• **WRITTEN EXERCISE**:
Reproduce the listing word for word. Skip any image.

Data entries

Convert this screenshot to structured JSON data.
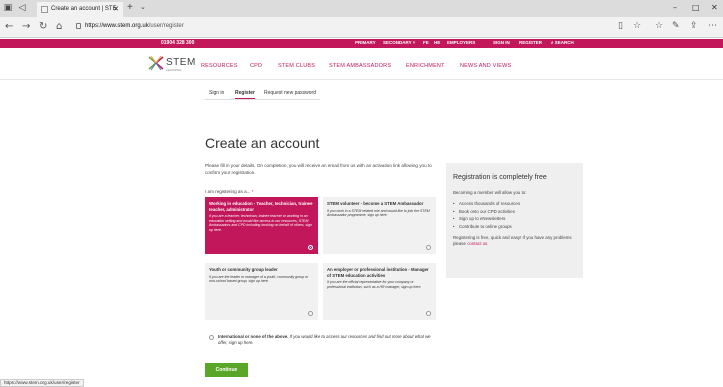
{
  "browser": {
    "tab_title": "Create an account | STE",
    "url_host": "https://www.stem.org.uk",
    "url_path": "/user/register",
    "status_url": "https://www.stem.org.uk/user/register"
  },
  "topbar": {
    "phone": "01904 328 300",
    "links": [
      "PRIMARY",
      "SECONDARY ˅",
      "FE",
      "HE",
      "EMPLOYERS",
      "SIGN IN",
      "REGISTER",
      "⌕ SEARCH"
    ]
  },
  "logo": {
    "word": "STEM",
    "sub": "LEARNING"
  },
  "nav": [
    "RESOURCES",
    "CPD",
    "STEM CLUBS",
    "STEM AMBASSADORS",
    "ENRICHMENT",
    "NEWS AND VIEWS"
  ],
  "subtabs": [
    "Sign in",
    "Register",
    "Request new password"
  ],
  "page": {
    "title": "Create an account",
    "intro": "Please fill in your details. On completion, you will receive an email from us with an activation link allowing you to confirm your registration.",
    "reg_label": "I am registering as a...",
    "required_mark": "*",
    "continue_label": "Continue"
  },
  "options": [
    {
      "title": "Working in education - Teacher, technician, trainee teacher, administrator",
      "desc": "If you are a teacher, technician, trainee teacher or working in an education setting and would like access to our resources, STEM Ambassadors and CPD including booking on behalf of others, sign up here."
    },
    {
      "title": "STEM volunteer - become a STEM Ambassador",
      "desc": "If you work in a STEM related role and would like to join the STEM Ambassador programme, sign up here."
    },
    {
      "title": "Youth or community group leader",
      "desc": "If you are the leader or manager of a youth, community group or non-school based group, sign up here."
    },
    {
      "title": "An employer or professional institution - Manager of STEM education activities",
      "desc": "If you are the official representative for your company or professional institution, such as a HR manager, sign up here."
    }
  ],
  "international": {
    "title": "International or none of the above.",
    "desc": "If you would like to access our resources and find out more about what we offer, sign up here."
  },
  "sidebar": {
    "title": "Registration is completely free",
    "lead": "Becoming a member will allow you to:",
    "items": [
      "Access thousands of resources",
      "Book onto our CPD activities",
      "Sign up to eNewsletters",
      "Contribute to online groups"
    ],
    "foot": "Registering is free, quick and easy! If you have any problems please",
    "foot_link": "contact us."
  },
  "colors": {
    "brand": "#c2185b",
    "continue": "#5aa629"
  }
}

• **ANSWER FOR THIS EXERCISE**:
Convert this screenshot to structured JSON data.
{
  "browser": {
    "tab_title": "Create an account | STE",
    "url_host": "https://www.stem.org.uk",
    "url_path": "/user/register",
    "status_url": "https://www.stem.org.uk/user/register"
  },
  "topbar": {
    "phone": "01904 328 300",
    "links": [
      "PRIMARY",
      "SECONDARY ˅",
      "FE",
      "HE",
      "EMPLOYERS",
      "SIGN IN",
      "REGISTER",
      "⌕ SEARCH"
    ]
  },
  "logo": {
    "word": "STEM",
    "sub": "LEARNING"
  },
  "nav": [
    "RESOURCES",
    "CPD",
    "STEM CLUBS",
    "STEM AMBASSADORS",
    "ENRICHMENT",
    "NEWS AND VIEWS"
  ],
  "subtabs": [
    "Sign in",
    "Register",
    "Request new password"
  ],
  "page": {
    "title": "Create an account",
    "intro": "Please fill in your details. On completion, you will receive an email from us with an activation link allowing you to confirm your registration.",
    "reg_label": "I am registering as a...",
    "required_mark": "*",
    "continue_label": "Continue"
  },
  "options": [
    {
      "title": "Working in education - Teacher, technician, trainee teacher, administrator",
      "desc": "If you are a teacher, technician, trainee teacher or working in an education setting and would like access to our resources, STEM Ambassadors and CPD including booking on behalf of others, sign up here."
    },
    {
      "title": "STEM volunteer - become a STEM Ambassador",
      "desc": "If you work in a STEM related role and would like to join the STEM Ambassador programme, sign up here."
    },
    {
      "title": "Youth or community group leader",
      "desc": "If you are the leader or manager of a youth, community group or non-school based group, sign up here."
    },
    {
      "title": "An employer or professional institution - Manager of STEM education activities",
      "desc": "If you are the official representative for your company or professional institution, such as a HR manager, sign up here."
    }
  ],
  "international": {
    "title": "International or none of the above.",
    "desc": "If you would like to access our resources and find out more about what we offer, sign up here."
  },
  "sidebar": {
    "title": "Registration is completely free",
    "lead": "Becoming a member will allow you to:",
    "items": [
      "Access thousands of resources",
      "Book onto our CPD activities",
      "Sign up to eNewsletters",
      "Contribute to online groups"
    ],
    "foot": "Registering is free, quick and easy! If you have any problems please",
    "foot_link": "contact us."
  },
  "colors": {
    "brand": "#c2185b",
    "continue": "#5aa629"
  }
}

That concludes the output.